**Short exercise:** Gather each line of the records where "JSON" appears.

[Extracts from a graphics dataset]
┌──

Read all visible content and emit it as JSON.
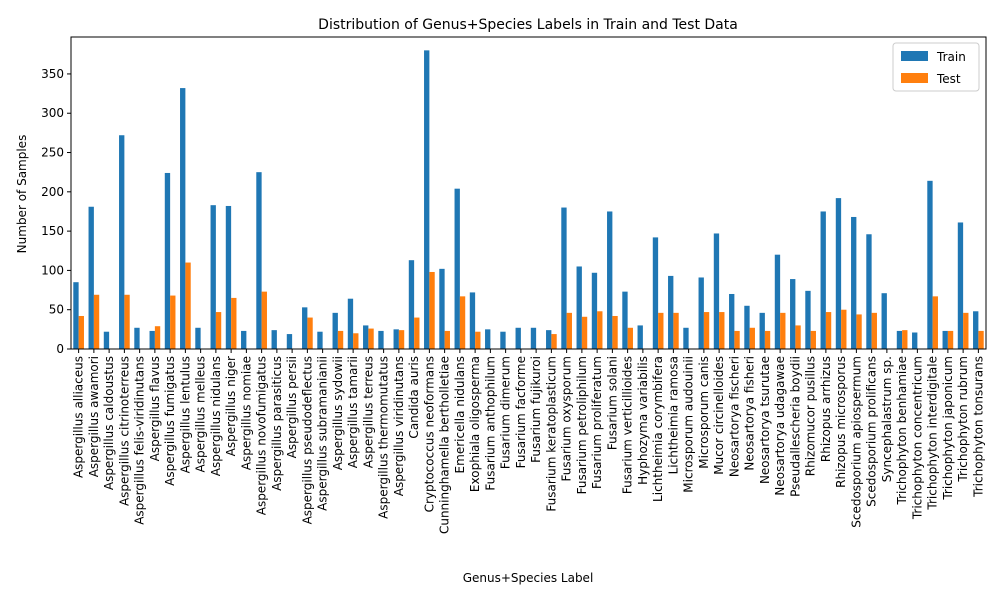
{
  "chart_data": {
    "type": "bar",
    "title": "Distribution of Genus+Species Labels in Train and Test Data",
    "xlabel": "Genus+Species Label",
    "ylabel": "Number of Samples",
    "ylim": [
      0,
      397
    ],
    "yticks": [
      0,
      50,
      100,
      150,
      200,
      250,
      300,
      350
    ],
    "grid": false,
    "legend_position": "top-right",
    "categories": [
      "Aspergillus alliaceus",
      "Aspergillus awamori",
      "Aspergillus caldoustus",
      "Aspergillus citrinoterreus",
      "Aspergillus felis-viridinutans",
      "Aspergillus flavus",
      "Aspergillus fumigatus",
      "Aspergillus lentulus",
      "Aspergillus melleus",
      "Aspergillus nidulans",
      "Aspergillus niger",
      "Aspergillus nomiae",
      "Aspergillus novofumigatus",
      "Aspergillus parasiticus",
      "Aspergillus persii",
      "Aspergillus pseudodeflectus",
      "Aspergillus subramanianii",
      "Aspergillus sydowii",
      "Aspergillus tamarii",
      "Aspergillus terreus",
      "Aspergillus thermomutatus",
      "Aspergillus viridinutans",
      "Candida auris",
      "Cryptococcus neoformans",
      "Cunninghamella bertholletiae",
      "Emericella nidulans",
      "Exophiala oligosperma",
      "Fusarium anthophilum",
      "Fusarium dimerum",
      "Fusarium facforme",
      "Fusarium fujikuroi",
      "Fusarium keratoplasticum",
      "Fusarium oxysporum",
      "Fusarium petroliphilum",
      "Fusarium proliferatum",
      "Fusarium solani",
      "Fusarium verticillioides",
      "Hyphozyma variabilis",
      "Lichtheimia corymbifera",
      "Lichtheimia ramosa",
      "Microsporum audouinii",
      "Microsporum canis",
      "Mucor circinelloides",
      "Neosartorya fischeri",
      "Neosartorya fisheri",
      "Neosartorya tsurutae",
      "Neosartorya udagawae",
      "Pseudallescheria boydii",
      "Rhizomucor pusillus",
      "Rhizopus arrhizus",
      "Rhizopus microsporus",
      "Scedosporium apiospermum",
      "Scedosporium prolificans",
      "Syncephalastrum sp.",
      "Trichophyton benhamiae",
      "Trichophyton concentricum",
      "Trichophyton interdigitale",
      "Trichophyton japonicum",
      "Trichophyton rubrum",
      "Trichophyton tonsurans"
    ],
    "series": [
      {
        "name": "Train",
        "color": "#1f77b4",
        "values": [
          85,
          181,
          22,
          272,
          27,
          23,
          224,
          332,
          27,
          183,
          182,
          23,
          225,
          24,
          19,
          53,
          22,
          46,
          64,
          30,
          23,
          25,
          113,
          380,
          102,
          204,
          72,
          25,
          22,
          27,
          27,
          24,
          180,
          105,
          97,
          175,
          73,
          30,
          142,
          93,
          27,
          91,
          147,
          70,
          55,
          46,
          120,
          89,
          74,
          175,
          192,
          168,
          146,
          71,
          23,
          21,
          214,
          23,
          161,
          48
        ]
      },
      {
        "name": "Test",
        "color": "#ff7f0e",
        "values": [
          42,
          69,
          0,
          69,
          0,
          29,
          68,
          110,
          0,
          47,
          65,
          0,
          73,
          0,
          0,
          40,
          0,
          23,
          20,
          26,
          0,
          24,
          40,
          98,
          23,
          67,
          22,
          0,
          0,
          0,
          0,
          19,
          46,
          41,
          48,
          42,
          27,
          0,
          46,
          46,
          0,
          47,
          47,
          23,
          27,
          23,
          46,
          30,
          23,
          47,
          50,
          44,
          46,
          0,
          24,
          0,
          67,
          23,
          46,
          23
        ]
      }
    ]
  }
}
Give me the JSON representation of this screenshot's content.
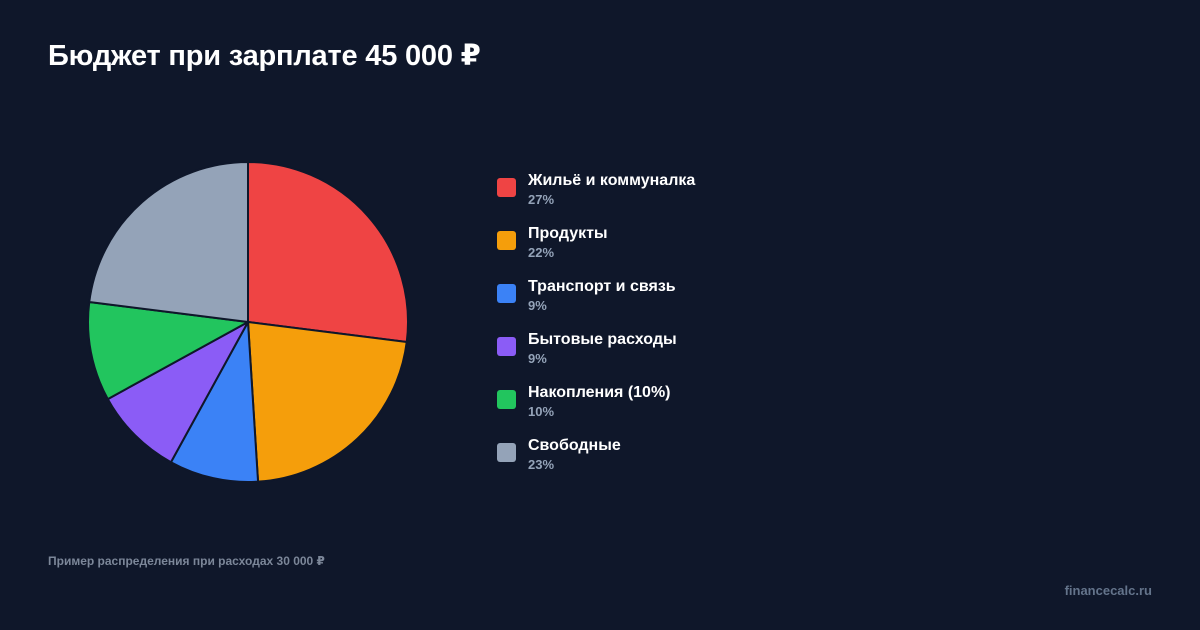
{
  "title": "Бюджет при зарплате 45 000 ₽",
  "footnote": "Пример распределения при расходах 30 000 ₽",
  "site": "financecalc.ru",
  "colors": {
    "background": "#0f172a",
    "slice_stroke": "#0f172a"
  },
  "chart_data": {
    "type": "pie",
    "title": "Бюджет при зарплате 45 000 ₽",
    "legend_position": "right",
    "slices": [
      {
        "label": "Жильё и коммуналка",
        "value": 27,
        "value_label": "27%",
        "color": "#ef4444"
      },
      {
        "label": "Продукты",
        "value": 22,
        "value_label": "22%",
        "color": "#f59e0b"
      },
      {
        "label": "Транспорт и связь",
        "value": 9,
        "value_label": "9%",
        "color": "#3b82f6"
      },
      {
        "label": "Бытовые расходы",
        "value": 9,
        "value_label": "9%",
        "color": "#8b5cf6"
      },
      {
        "label": "Накопления (10%)",
        "value": 10,
        "value_label": "10%",
        "color": "#22c55e"
      },
      {
        "label": "Свободные",
        "value": 23,
        "value_label": "23%",
        "color": "#94a3b8"
      }
    ]
  }
}
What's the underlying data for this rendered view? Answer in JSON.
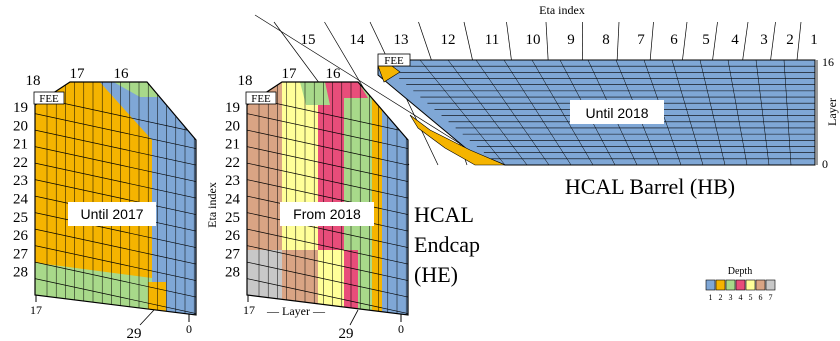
{
  "colors": {
    "depth1": "#7fa7d6",
    "depth2": "#f5b400",
    "depth3": "#a8d98a",
    "depth4": "#e84d7a",
    "depth5": "#ffff99",
    "depth6": "#d9a484",
    "depth7": "#c8c8c8"
  },
  "barrel": {
    "axis_title": "Eta index",
    "eta_labels": [
      "15",
      "14",
      "13",
      "12",
      "11",
      "10",
      "9",
      "8",
      "7",
      "6",
      "5",
      "4",
      "3",
      "2",
      "1"
    ],
    "fee_label": "FEE",
    "layer_top": "16",
    "layer_bottom": "0",
    "layer_axis_label": "Layer",
    "box_label": "Until 2018",
    "title": "HCAL  Barrel (HB)"
  },
  "endcap_left": {
    "top_labels": [
      "18",
      "17",
      "16"
    ],
    "fee_label": "FEE",
    "eta_labels": [
      "19",
      "20",
      "21",
      "22",
      "23",
      "24",
      "25",
      "26",
      "27",
      "28"
    ],
    "box_label": "Until 2017",
    "bottom_left": "17",
    "bottom_mid": "29",
    "bottom_right": "0"
  },
  "endcap_right": {
    "top_labels": [
      "18",
      "17",
      "16"
    ],
    "fee_label": "FEE",
    "eta_labels": [
      "19",
      "20",
      "21",
      "22",
      "23",
      "24",
      "25",
      "26",
      "27",
      "28"
    ],
    "eta_axis_label": "Eta index",
    "box_label": "From 2018",
    "bottom_left": "17",
    "layer_label": "— Layer —",
    "bottom_mid": "29",
    "bottom_right": "0"
  },
  "he_title": [
    "HCAL",
    "Endcap",
    "(HE)"
  ],
  "depth_legend": {
    "title": "Depth",
    "labels": [
      "1",
      "2",
      "3",
      "4",
      "5",
      "6",
      "7"
    ]
  }
}
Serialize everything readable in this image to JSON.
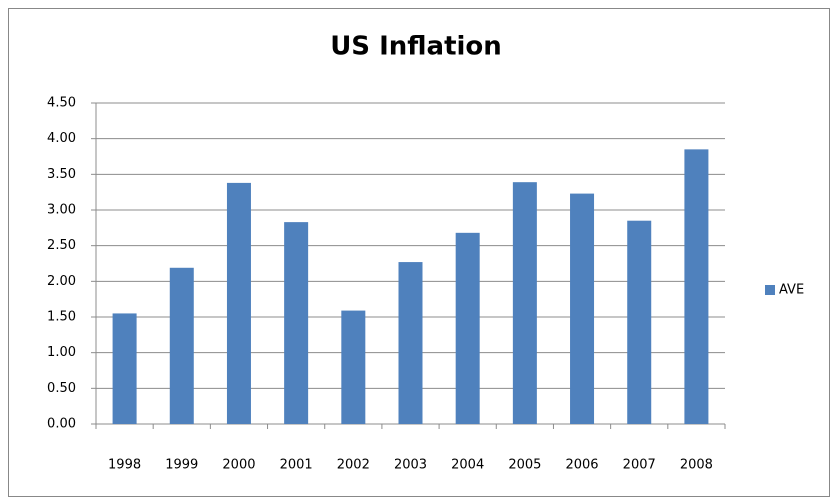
{
  "chart_data": {
    "type": "bar",
    "title": "US Inflation",
    "categories": [
      "1998",
      "1999",
      "2000",
      "2001",
      "2002",
      "2003",
      "2004",
      "2005",
      "2006",
      "2007",
      "2008"
    ],
    "series": [
      {
        "name": "AVE",
        "color": "#4f81bd",
        "values": [
          1.55,
          2.19,
          3.38,
          2.83,
          1.59,
          2.27,
          2.68,
          3.39,
          3.23,
          2.85,
          3.85
        ]
      }
    ],
    "ylim": [
      0,
      4.5
    ],
    "yticks": [
      {
        "value": 0,
        "label": "0.00"
      },
      {
        "value": 0.5,
        "label": "0.50"
      },
      {
        "value": 1,
        "label": "1.00"
      },
      {
        "value": 1.5,
        "label": "1.50"
      },
      {
        "value": 2,
        "label": "2.00"
      },
      {
        "value": 2.5,
        "label": "2.50"
      },
      {
        "value": 3,
        "label": "3.00"
      },
      {
        "value": 3.5,
        "label": "3.50"
      },
      {
        "value": 4,
        "label": "4.00"
      },
      {
        "value": 4.5,
        "label": "4.50"
      }
    ],
    "grid": true,
    "legend": "right"
  }
}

└──

**Expected answer:**
Read all visible content and emit it as JSON.
Give me the JSON representation of this screenshot's content.
What's the underlying data for this rendered view? Answer in JSON.
Serialize everything readable in this image to JSON.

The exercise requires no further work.